▸ **Records shown**:

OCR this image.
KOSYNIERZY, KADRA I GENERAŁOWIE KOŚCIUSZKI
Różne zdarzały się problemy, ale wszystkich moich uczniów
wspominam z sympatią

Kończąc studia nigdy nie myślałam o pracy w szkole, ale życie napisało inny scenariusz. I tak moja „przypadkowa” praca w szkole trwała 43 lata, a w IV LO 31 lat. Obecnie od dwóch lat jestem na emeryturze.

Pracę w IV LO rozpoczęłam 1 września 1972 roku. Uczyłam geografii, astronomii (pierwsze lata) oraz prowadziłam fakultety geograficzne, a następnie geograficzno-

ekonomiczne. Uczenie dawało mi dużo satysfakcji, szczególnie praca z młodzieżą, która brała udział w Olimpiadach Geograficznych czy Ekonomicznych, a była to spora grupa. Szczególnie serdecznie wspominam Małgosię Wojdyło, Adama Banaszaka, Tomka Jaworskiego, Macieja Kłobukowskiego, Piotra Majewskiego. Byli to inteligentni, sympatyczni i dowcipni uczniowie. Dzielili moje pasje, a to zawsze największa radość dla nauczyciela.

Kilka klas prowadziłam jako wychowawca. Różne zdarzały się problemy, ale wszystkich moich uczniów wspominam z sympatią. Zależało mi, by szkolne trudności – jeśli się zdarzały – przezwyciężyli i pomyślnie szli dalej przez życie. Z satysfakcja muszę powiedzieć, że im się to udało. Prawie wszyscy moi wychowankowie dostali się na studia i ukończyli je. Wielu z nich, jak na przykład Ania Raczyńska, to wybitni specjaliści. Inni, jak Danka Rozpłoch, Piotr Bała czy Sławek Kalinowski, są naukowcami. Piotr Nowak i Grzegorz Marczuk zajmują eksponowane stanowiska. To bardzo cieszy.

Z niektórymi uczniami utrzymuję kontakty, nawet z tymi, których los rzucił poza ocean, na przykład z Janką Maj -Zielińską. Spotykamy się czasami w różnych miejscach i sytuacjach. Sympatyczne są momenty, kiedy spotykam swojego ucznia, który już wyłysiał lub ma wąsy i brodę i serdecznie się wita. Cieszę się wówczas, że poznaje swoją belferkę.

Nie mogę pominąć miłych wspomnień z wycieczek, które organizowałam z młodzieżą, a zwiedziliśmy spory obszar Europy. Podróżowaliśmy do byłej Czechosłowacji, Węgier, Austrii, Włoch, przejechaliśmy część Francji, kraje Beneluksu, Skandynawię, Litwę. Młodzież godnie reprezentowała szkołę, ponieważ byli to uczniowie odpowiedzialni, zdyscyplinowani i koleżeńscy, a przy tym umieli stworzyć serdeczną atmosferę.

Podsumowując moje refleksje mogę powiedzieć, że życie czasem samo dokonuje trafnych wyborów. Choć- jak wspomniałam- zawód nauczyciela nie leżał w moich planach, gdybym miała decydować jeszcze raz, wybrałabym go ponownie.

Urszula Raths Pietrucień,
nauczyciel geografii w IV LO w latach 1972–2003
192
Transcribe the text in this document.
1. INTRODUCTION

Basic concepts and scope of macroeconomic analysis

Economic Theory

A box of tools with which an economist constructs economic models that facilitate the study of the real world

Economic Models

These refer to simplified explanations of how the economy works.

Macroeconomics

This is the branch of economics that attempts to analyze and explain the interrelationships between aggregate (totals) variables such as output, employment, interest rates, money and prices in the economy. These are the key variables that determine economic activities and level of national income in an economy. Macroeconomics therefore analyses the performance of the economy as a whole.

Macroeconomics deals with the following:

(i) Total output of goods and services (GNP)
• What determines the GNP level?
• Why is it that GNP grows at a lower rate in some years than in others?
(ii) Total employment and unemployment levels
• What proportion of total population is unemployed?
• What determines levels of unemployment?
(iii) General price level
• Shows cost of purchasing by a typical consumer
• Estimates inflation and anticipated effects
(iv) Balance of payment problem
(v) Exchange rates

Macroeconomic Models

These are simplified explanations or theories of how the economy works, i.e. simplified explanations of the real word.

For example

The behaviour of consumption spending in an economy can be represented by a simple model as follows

▸ **What you will do**: Search the lines for the string "unemployment" and copy every line that has it.

▸ **Exercise output**:
(ii) Total employment and unemployment levels
• What determines levels of unemployment?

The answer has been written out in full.